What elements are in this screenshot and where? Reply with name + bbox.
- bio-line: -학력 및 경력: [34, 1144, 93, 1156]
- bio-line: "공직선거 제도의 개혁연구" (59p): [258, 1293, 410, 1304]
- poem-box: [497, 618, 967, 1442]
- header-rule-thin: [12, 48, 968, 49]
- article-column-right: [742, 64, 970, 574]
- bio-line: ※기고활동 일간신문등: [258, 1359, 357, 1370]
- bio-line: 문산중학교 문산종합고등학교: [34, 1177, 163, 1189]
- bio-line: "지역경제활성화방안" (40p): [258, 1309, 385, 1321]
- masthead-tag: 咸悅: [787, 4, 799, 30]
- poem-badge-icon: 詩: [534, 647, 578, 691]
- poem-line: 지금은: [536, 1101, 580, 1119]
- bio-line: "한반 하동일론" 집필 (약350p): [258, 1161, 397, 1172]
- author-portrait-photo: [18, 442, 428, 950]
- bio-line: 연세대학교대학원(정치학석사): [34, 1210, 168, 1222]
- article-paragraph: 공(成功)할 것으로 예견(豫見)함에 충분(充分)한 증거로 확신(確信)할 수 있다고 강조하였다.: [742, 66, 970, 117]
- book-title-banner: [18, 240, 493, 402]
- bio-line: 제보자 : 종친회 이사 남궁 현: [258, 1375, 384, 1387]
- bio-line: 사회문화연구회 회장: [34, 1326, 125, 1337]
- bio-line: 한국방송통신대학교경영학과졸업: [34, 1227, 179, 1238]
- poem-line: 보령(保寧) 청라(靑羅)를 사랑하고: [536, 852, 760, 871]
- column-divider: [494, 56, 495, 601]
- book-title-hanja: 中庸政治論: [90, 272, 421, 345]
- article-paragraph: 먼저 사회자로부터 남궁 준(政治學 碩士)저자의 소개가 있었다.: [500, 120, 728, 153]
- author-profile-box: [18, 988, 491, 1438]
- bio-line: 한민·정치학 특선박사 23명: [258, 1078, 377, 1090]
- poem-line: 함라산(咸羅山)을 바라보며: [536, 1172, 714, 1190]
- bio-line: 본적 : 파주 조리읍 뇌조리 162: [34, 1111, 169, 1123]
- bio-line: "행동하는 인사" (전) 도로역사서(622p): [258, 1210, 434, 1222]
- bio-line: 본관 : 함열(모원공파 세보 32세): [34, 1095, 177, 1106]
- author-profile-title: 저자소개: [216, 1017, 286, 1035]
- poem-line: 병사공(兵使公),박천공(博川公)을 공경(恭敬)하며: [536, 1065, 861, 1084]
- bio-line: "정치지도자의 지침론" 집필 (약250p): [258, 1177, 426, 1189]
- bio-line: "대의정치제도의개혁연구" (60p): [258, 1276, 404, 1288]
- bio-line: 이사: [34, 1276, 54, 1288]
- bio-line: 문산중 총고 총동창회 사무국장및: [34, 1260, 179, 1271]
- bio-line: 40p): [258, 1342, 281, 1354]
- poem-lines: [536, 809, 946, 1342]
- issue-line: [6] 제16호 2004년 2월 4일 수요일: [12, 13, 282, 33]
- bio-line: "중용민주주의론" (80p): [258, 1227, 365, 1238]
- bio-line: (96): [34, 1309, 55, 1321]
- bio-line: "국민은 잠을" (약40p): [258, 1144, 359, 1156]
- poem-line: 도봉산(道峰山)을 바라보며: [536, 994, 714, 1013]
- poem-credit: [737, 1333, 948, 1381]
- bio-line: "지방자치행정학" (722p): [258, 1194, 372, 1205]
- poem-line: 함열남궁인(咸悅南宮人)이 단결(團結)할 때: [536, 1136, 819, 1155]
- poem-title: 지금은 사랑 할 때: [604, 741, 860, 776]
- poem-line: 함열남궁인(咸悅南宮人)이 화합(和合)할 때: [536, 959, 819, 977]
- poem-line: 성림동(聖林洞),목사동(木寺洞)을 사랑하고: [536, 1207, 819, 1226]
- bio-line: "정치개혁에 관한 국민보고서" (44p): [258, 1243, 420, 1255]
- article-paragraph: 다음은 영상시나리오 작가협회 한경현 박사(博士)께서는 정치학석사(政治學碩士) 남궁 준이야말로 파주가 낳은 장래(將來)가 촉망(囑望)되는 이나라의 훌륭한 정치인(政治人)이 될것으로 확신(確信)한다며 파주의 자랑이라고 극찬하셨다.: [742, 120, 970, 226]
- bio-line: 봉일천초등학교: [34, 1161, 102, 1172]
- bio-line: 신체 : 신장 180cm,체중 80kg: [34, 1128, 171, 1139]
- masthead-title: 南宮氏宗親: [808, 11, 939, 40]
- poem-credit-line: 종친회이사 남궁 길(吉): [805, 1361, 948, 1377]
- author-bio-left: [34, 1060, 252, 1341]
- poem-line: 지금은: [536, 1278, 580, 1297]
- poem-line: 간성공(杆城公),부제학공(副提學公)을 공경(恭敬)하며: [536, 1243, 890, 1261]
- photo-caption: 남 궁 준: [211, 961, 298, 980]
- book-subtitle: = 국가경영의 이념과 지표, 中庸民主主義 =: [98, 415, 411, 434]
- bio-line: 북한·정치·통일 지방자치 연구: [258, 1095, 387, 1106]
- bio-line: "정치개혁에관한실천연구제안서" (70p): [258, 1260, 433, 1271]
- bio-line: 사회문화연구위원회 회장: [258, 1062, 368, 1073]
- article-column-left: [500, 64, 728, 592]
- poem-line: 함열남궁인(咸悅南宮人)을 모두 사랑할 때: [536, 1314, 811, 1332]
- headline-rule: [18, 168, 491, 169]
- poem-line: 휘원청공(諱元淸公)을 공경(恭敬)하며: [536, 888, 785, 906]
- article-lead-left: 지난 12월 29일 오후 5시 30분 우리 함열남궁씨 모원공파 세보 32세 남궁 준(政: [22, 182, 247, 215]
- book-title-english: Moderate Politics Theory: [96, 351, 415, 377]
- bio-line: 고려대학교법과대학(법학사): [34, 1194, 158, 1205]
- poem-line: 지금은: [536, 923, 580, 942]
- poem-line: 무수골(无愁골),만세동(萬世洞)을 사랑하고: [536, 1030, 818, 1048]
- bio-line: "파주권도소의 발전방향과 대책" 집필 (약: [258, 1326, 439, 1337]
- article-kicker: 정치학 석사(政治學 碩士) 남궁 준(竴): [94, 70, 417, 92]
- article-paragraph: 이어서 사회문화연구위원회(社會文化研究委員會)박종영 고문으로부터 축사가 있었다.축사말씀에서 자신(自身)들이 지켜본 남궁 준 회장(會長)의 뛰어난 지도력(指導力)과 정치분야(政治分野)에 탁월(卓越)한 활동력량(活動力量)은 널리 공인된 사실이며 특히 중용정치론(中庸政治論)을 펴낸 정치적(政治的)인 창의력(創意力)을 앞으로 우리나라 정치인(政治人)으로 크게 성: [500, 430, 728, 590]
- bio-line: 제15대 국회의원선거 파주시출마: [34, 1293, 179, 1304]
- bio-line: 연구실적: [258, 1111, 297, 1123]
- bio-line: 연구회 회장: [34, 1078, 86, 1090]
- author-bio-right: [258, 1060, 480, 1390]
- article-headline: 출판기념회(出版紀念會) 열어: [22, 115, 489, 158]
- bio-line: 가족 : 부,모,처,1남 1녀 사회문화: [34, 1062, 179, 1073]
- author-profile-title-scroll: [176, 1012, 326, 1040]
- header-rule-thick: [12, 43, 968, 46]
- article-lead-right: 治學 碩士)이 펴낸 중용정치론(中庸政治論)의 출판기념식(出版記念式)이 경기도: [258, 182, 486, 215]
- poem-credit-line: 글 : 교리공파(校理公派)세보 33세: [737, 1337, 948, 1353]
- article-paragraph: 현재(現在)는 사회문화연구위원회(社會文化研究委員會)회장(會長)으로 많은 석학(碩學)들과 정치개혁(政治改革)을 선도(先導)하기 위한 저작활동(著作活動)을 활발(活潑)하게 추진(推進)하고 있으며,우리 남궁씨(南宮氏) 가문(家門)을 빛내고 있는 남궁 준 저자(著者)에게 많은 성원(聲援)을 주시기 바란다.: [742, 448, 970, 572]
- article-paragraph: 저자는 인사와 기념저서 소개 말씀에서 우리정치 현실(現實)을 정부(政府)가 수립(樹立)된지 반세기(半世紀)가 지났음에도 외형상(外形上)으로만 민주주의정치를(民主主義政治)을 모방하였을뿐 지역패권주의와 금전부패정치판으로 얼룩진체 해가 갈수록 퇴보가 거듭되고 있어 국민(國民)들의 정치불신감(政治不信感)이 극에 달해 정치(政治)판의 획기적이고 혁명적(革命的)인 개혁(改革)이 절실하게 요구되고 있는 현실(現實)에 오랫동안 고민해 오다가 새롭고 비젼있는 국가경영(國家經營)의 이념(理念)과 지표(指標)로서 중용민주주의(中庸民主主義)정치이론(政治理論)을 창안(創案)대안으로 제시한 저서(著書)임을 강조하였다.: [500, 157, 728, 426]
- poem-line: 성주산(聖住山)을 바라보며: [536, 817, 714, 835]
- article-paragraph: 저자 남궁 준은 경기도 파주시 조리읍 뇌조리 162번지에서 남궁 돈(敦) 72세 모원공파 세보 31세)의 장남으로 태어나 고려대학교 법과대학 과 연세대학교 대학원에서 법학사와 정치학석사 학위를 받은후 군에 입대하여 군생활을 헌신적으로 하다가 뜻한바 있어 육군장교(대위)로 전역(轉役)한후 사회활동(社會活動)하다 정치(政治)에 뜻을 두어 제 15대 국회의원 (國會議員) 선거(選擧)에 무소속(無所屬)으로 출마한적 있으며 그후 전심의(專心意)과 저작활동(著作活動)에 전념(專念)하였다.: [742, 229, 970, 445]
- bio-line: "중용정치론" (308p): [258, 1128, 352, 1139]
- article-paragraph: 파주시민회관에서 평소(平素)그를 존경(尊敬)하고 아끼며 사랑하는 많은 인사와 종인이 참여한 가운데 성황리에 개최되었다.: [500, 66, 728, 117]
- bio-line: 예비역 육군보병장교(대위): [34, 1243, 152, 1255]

## INSTRUCTIONS TO FOLLOW
In the listing, from the start through the line with "- bio-line: 사회문화연구회 회장: [34, 1326, 125, 1337]", swap "poem-line" for "verse-line" and reproduce only those lines, with everything else left as it is.

## TASK RESPONSE
What elements are in this screenshot and where? Reply with name + bbox.
- bio-line: -학력 및 경력: [34, 1144, 93, 1156]
- bio-line: "공직선거 제도의 개혁연구" (59p): [258, 1293, 410, 1304]
- poem-box: [497, 618, 967, 1442]
- header-rule-thin: [12, 48, 968, 49]
- article-column-right: [742, 64, 970, 574]
- bio-line: ※기고활동 일간신문등: [258, 1359, 357, 1370]
- bio-line: 문산중학교 문산종합고등학교: [34, 1177, 163, 1189]
- bio-line: "지역경제활성화방안" (40p): [258, 1309, 385, 1321]
- masthead-tag: 咸悅: [787, 4, 799, 30]
- poem-badge-icon: 詩: [534, 647, 578, 691]
- verse-line: 지금은: [536, 1101, 580, 1119]
- bio-line: "한반 하동일론" 집필 (약350p): [258, 1161, 397, 1172]
- author-portrait-photo: [18, 442, 428, 950]
- bio-line: 연세대학교대학원(정치학석사): [34, 1210, 168, 1222]
- article-paragraph: 공(成功)할 것으로 예견(豫見)함에 충분(充分)한 증거로 확신(確信)할 수 있다고 강조하였다.: [742, 66, 970, 117]
- book-title-banner: [18, 240, 493, 402]
- bio-line: 제보자 : 종친회 이사 남궁 현: [258, 1375, 384, 1387]
- bio-line: 사회문화연구회 회장: [34, 1326, 125, 1337]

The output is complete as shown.